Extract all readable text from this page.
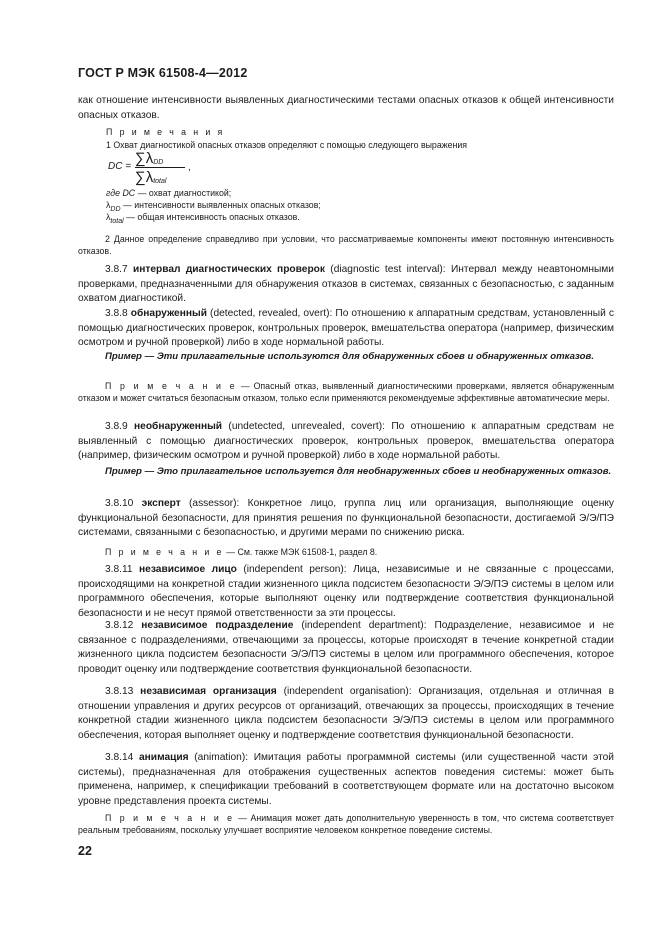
ГОСТ Р МЭК 61508-4—2012
как отношение интенсивности выявленных диагностическими тестами опасных отказов к общей интенсивности опасных отказов.
П р и м е ч а н и я
1 Охват диагностикой опасных отказов определяют с помощью следующего выражения
DC = $\sum\lambda_{DD}$
$\sum\lambda_{total}$
,
где DC — охват диагностикой;
$\lambda_{DD}$ — интенсивности выявленных опасных отказов;
$\lambda_{total}$ — общая интенсивность опасных отказов.
2 Данное определение справедливо при условии, что рассматриваемые компоненты имеют постоянную интенсивность отказов.
3.8.7 интервал диагностических проверок (diagnostic test interval): Интервал между неавтономными проверками, предназначенными для обнаружения отказов в системах, связанных с безопасностью, с заданным охватом диагностикой.
3.8.8 обнаруженный (detected, revealed, overt): По отношению к аппаратным средствам, установленный с помощью диагностических проверок, контрольных проверок, вмешательства оператора (например, физическим осмотром и ручной проверкой) либо в ходе нормальной работы.
Пример — Эти прилагательные используются для обнаруженных сбоев и обнаруженных отказов.
П р и м е ч а н и е — Опасный отказ, выявленный диагностическими проверками, является обнаруженным отказом и может считаться безопасным отказом, только если применяются рекомендуемые эффективные автоматические меры.
3.8.9 необнаруженный (undetected, unrevealed, covert): По отношению к аппаратным средствам не выявленный с помощью диагностических проверок, контрольных проверок, вмешательства оператора (например, физическим осмотром и ручной проверкой) либо в ходе нормальной работы.
Пример — Это прилагательное используется для необнаруженных сбоев и необнаруженных отказов.
3.8.10 эксперт (assessor): Конкретное лицо, группа лиц или организация, выполняющие оценку функциональной безопасности, для принятия решения по функциональной безопасности, достигаемой Э/Э/ПЭ системами, связанными с безопасностью, и другими мерами по снижению риска.
П р и м е ч а н и е — См. также МЭК 61508-1, раздел 8.
3.8.11 независимое лицо (independent person): Лица, независимые и не связанные с процессами, происходящими на конкретной стадии жизненного цикла подсистем безопасности Э/Э/ПЭ системы в целом или программного обеспечения, которые выполняют оценку или подтверждение соответствия функциональной безопасности и не несут прямой ответственности за эти процессы.
3.8.12 независимое подразделение (independent department): Подразделение, независимое и не связанное с подразделениями, отвечающими за процессы, которые происходят в течение конкретной стадии жизненного цикла подсистем безопасности Э/Э/ПЭ системы в целом или программного обеспечения, которое проводит оценку или подтверждение соответствия функциональной безопасности.
3.8.13 независимая организация (independent organisation): Организация, отдельная и отличная в отношении управления и других ресурсов от организаций, отвечающих за процессы, происходящих в течение конкретной стадии жизненного цикла подсистем безопасности Э/Э/ПЭ системы в целом или программного обеспечения, которая выполняет оценку и подтверждение соответствия функциональной безопасности.
3.8.14 анимация (animation): Имитация работы программной системы (или существенной части этой системы), предназначенная для отображения существенных аспектов поведения системы: может быть применена, например, к спецификации требований в соответствующем формате или на достаточно высоком уровне представления проекта системы.
П р и м е ч а н и е — Анимация может дать дополнительную уверенность в том, что система соответствует реальным требованиям, поскольку улучшает восприятие человеком конкретное поведение системы.
22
━━━━━━━━━━
What the task requires →
What you return should match the records above word for word, minus the pictures.

Solution →
Extract all readable text from this page.
ГОСТ Р МЭК 61508-4—2012
как отношение интенсивности выявленных диагностическими тестами опасных отказов к общей интенсивности опасных отказов.
П р и м е ч а н и я
1 Охват диагностикой опасных отказов определяют с помощью следующего выражения
DC = $\sum\lambda_{DD}$
$\sum\lambda_{total}$
,
где DC — охват диагностикой;
$\lambda_{DD}$ — интенсивности выявленных опасных отказов;
$\lambda_{total}$ — общая интенсивность опасных отказов.
2 Данное определение справедливо при условии, что рассматриваемые компоненты имеют постоянную интенсивность отказов.
3.8.7 интервал диагностических проверок (diagnostic test interval): Интервал между неавтономными проверками, предназначенными для обнаружения отказов в системах, связанных с безопасностью, с заданным охватом диагностикой.
3.8.8 обнаруженный (detected, revealed, overt): По отношению к аппаратным средствам, установленный с помощью диагностических проверок, контрольных проверок, вмешательства оператора (например, физическим осмотром и ручной проверкой) либо в ходе нормальной работы.
Пример — Эти прилагательные используются для обнаруженных сбоев и обнаруженных отказов.
П р и м е ч а н и е — Опасный отказ, выявленный диагностическими проверками, является обнаруженным отказом и может считаться безопасным отказом, только если применяются рекомендуемые эффективные автоматические меры.
3.8.9 необнаруженный (undetected, unrevealed, covert): По отношению к аппаратным средствам не выявленный с помощью диагностических проверок, контрольных проверок, вмешательства оператора (например, физическим осмотром и ручной проверкой) либо в ходе нормальной работы.
Пример — Это прилагательное используется для необнаруженных сбоев и необнаруженных отказов.
3.8.10 эксперт (assessor): Конкретное лицо, группа лиц или организация, выполняющие оценку функциональной безопасности, для принятия решения по функциональной безопасности, достигаемой Э/Э/ПЭ системами, связанными с безопасностью, и другими мерами по снижению риска.
П р и м е ч а н и е — См. также МЭК 61508-1, раздел 8.
3.8.11 независимое лицо (independent person): Лица, независимые и не связанные с процессами, происходящими на конкретной стадии жизненного цикла подсистем безопасности Э/Э/ПЭ системы в целом или программного обеспечения, которые выполняют оценку или подтверждение соответствия функциональной безопасности и не несут прямой ответственности за эти процессы.
3.8.12 независимое подразделение (independent department): Подразделение, независимое и не связанное с подразделениями, отвечающими за процессы, которые происходят в течение конкретной стадии жизненного цикла подсистем безопасности Э/Э/ПЭ системы в целом или программного обеспечения, которое проводит оценку или подтверждение соответствия функциональной безопасности.
3.8.13 независимая организация (independent organisation): Организация, отдельная и отличная в отношении управления и других ресурсов от организаций, отвечающих за процессы, происходящих в течение конкретной стадии жизненного цикла подсистем безопасности Э/Э/ПЭ системы в целом или программного обеспечения, которая выполняет оценку и подтверждение соответствия функциональной безопасности.
3.8.14 анимация (animation): Имитация работы программной системы (или существенной части этой системы), предназначенная для отображения существенных аспектов поведения системы: может быть применена, например, к спецификации требований в соответствующем формате или на достаточно высоком уровне представления проекта системы.
П р и м е ч а н и е — Анимация может дать дополнительную уверенность в том, что система соответствует реальным требованиям, поскольку улучшает восприятие человеком конкретное поведение системы.
22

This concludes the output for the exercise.